# What to do
Write out all of the entries that follow, word for word, but skip the pictures.

# Records shown
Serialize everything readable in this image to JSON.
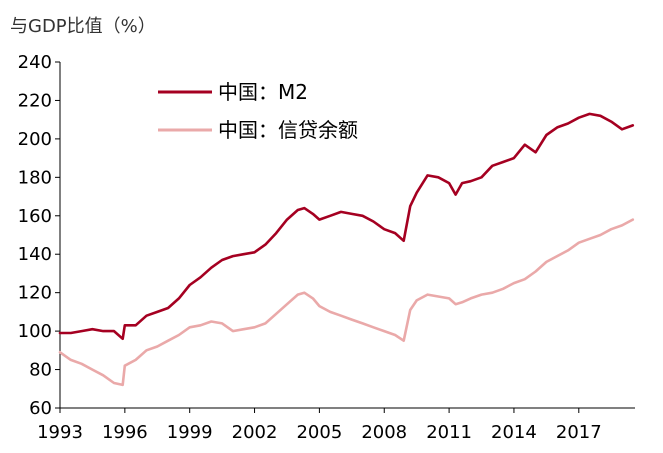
{
  "chart_data": {
    "type": "line",
    "title": "",
    "ylabel": "与GDP比值（%）",
    "xlabel": "",
    "ylim": [
      60,
      240
    ],
    "yticks": [
      60,
      80,
      100,
      120,
      140,
      160,
      180,
      200,
      220,
      240
    ],
    "xlim": [
      1993.0,
      2019.6
    ],
    "xticks": [
      1993,
      1996,
      1999,
      2002,
      2005,
      2008,
      2011,
      2014,
      2017
    ],
    "xtick_labels": [
      "1993",
      "1996",
      "1999",
      "2002",
      "2005",
      "2008",
      "2011",
      "2014",
      "2017"
    ],
    "grid": false,
    "legend_position": "top-left",
    "series": [
      {
        "name": "中国：M2",
        "color": "#a50021",
        "x": [
          1993.0,
          1993.5,
          1994.0,
          1994.5,
          1995.0,
          1995.5,
          1995.9,
          1996.0,
          1996.5,
          1997.0,
          1997.5,
          1998.0,
          1998.5,
          1999.0,
          1999.5,
          2000.0,
          2000.5,
          2001.0,
          2001.5,
          2002.0,
          2002.5,
          2003.0,
          2003.5,
          2004.0,
          2004.3,
          2004.7,
          2005.0,
          2005.5,
          2006.0,
          2006.5,
          2007.0,
          2007.5,
          2008.0,
          2008.5,
          2008.9,
          2009.2,
          2009.5,
          2010.0,
          2010.5,
          2011.0,
          2011.3,
          2011.6,
          2012.0,
          2012.5,
          2013.0,
          2013.5,
          2014.0,
          2014.5,
          2015.0,
          2015.5,
          2016.0,
          2016.5,
          2017.0,
          2017.5,
          2018.0,
          2018.5,
          2019.0,
          2019.5
        ],
        "values": [
          99,
          99,
          100,
          101,
          100,
          100,
          96,
          103,
          103,
          108,
          110,
          112,
          117,
          124,
          128,
          133,
          137,
          139,
          140,
          141,
          145,
          151,
          158,
          163,
          164,
          161,
          158,
          160,
          162,
          161,
          160,
          157,
          153,
          151,
          147,
          165,
          172,
          181,
          180,
          177,
          171,
          177,
          178,
          180,
          186,
          188,
          190,
          197,
          193,
          202,
          206,
          208,
          211,
          213,
          212,
          209,
          205,
          207
        ]
      },
      {
        "name": "中国：信贷余额",
        "color": "#eaa9a9",
        "x": [
          1993.0,
          1993.5,
          1994.0,
          1994.5,
          1995.0,
          1995.5,
          1995.9,
          1996.0,
          1996.5,
          1997.0,
          1997.5,
          1998.0,
          1998.5,
          1999.0,
          1999.5,
          2000.0,
          2000.5,
          2001.0,
          2001.5,
          2002.0,
          2002.5,
          2003.0,
          2003.5,
          2004.0,
          2004.3,
          2004.7,
          2005.0,
          2005.5,
          2006.0,
          2006.5,
          2007.0,
          2007.5,
          2008.0,
          2008.5,
          2008.9,
          2009.2,
          2009.5,
          2010.0,
          2010.5,
          2011.0,
          2011.3,
          2011.6,
          2012.0,
          2012.5,
          2013.0,
          2013.5,
          2014.0,
          2014.5,
          2015.0,
          2015.5,
          2016.0,
          2016.5,
          2017.0,
          2017.5,
          2018.0,
          2018.5,
          2019.0,
          2019.5
        ],
        "values": [
          89,
          85,
          83,
          80,
          77,
          73,
          72,
          82,
          85,
          90,
          92,
          95,
          98,
          102,
          103,
          105,
          104,
          100,
          101,
          102,
          104,
          109,
          114,
          119,
          120,
          117,
          113,
          110,
          108,
          106,
          104,
          102,
          100,
          98,
          95,
          111,
          116,
          119,
          118,
          117,
          114,
          115,
          117,
          119,
          120,
          122,
          125,
          127,
          131,
          136,
          139,
          142,
          146,
          148,
          150,
          153,
          155,
          158
        ]
      }
    ]
  }
}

# Answer
Serialize everything readable in this image to JSON.
{
  "chart_data": {
    "type": "line",
    "title": "",
    "ylabel": "与GDP比值（%）",
    "xlabel": "",
    "ylim": [
      60,
      240
    ],
    "yticks": [
      60,
      80,
      100,
      120,
      140,
      160,
      180,
      200,
      220,
      240
    ],
    "xlim": [
      1993.0,
      2019.6
    ],
    "xticks": [
      1993,
      1996,
      1999,
      2002,
      2005,
      2008,
      2011,
      2014,
      2017
    ],
    "xtick_labels": [
      "1993",
      "1996",
      "1999",
      "2002",
      "2005",
      "2008",
      "2011",
      "2014",
      "2017"
    ],
    "grid": false,
    "legend_position": "top-left",
    "series": [
      {
        "name": "中国：M2",
        "color": "#a50021",
        "x": [
          1993.0,
          1993.5,
          1994.0,
          1994.5,
          1995.0,
          1995.5,
          1995.9,
          1996.0,
          1996.5,
          1997.0,
          1997.5,
          1998.0,
          1998.5,
          1999.0,
          1999.5,
          2000.0,
          2000.5,
          2001.0,
          2001.5,
          2002.0,
          2002.5,
          2003.0,
          2003.5,
          2004.0,
          2004.3,
          2004.7,
          2005.0,
          2005.5,
          2006.0,
          2006.5,
          2007.0,
          2007.5,
          2008.0,
          2008.5,
          2008.9,
          2009.2,
          2009.5,
          2010.0,
          2010.5,
          2011.0,
          2011.3,
          2011.6,
          2012.0,
          2012.5,
          2013.0,
          2013.5,
          2014.0,
          2014.5,
          2015.0,
          2015.5,
          2016.0,
          2016.5,
          2017.0,
          2017.5,
          2018.0,
          2018.5,
          2019.0,
          2019.5
        ],
        "values": [
          99,
          99,
          100,
          101,
          100,
          100,
          96,
          103,
          103,
          108,
          110,
          112,
          117,
          124,
          128,
          133,
          137,
          139,
          140,
          141,
          145,
          151,
          158,
          163,
          164,
          161,
          158,
          160,
          162,
          161,
          160,
          157,
          153,
          151,
          147,
          165,
          172,
          181,
          180,
          177,
          171,
          177,
          178,
          180,
          186,
          188,
          190,
          197,
          193,
          202,
          206,
          208,
          211,
          213,
          212,
          209,
          205,
          207
        ]
      },
      {
        "name": "中国：信贷余额",
        "color": "#eaa9a9",
        "x": [
          1993.0,
          1993.5,
          1994.0,
          1994.5,
          1995.0,
          1995.5,
          1995.9,
          1996.0,
          1996.5,
          1997.0,
          1997.5,
          1998.0,
          1998.5,
          1999.0,
          1999.5,
          2000.0,
          2000.5,
          2001.0,
          2001.5,
          2002.0,
          2002.5,
          2003.0,
          2003.5,
          2004.0,
          2004.3,
          2004.7,
          2005.0,
          2005.5,
          2006.0,
          2006.5,
          2007.0,
          2007.5,
          2008.0,
          2008.5,
          2008.9,
          2009.2,
          2009.5,
          2010.0,
          2010.5,
          2011.0,
          2011.3,
          2011.6,
          2012.0,
          2012.5,
          2013.0,
          2013.5,
          2014.0,
          2014.5,
          2015.0,
          2015.5,
          2016.0,
          2016.5,
          2017.0,
          2017.5,
          2018.0,
          2018.5,
          2019.0,
          2019.5
        ],
        "values": [
          89,
          85,
          83,
          80,
          77,
          73,
          72,
          82,
          85,
          90,
          92,
          95,
          98,
          102,
          103,
          105,
          104,
          100,
          101,
          102,
          104,
          109,
          114,
          119,
          120,
          117,
          113,
          110,
          108,
          106,
          104,
          102,
          100,
          98,
          95,
          111,
          116,
          119,
          118,
          117,
          114,
          115,
          117,
          119,
          120,
          122,
          125,
          127,
          131,
          136,
          139,
          142,
          146,
          148,
          150,
          153,
          155,
          158
        ]
      }
    ]
  }
}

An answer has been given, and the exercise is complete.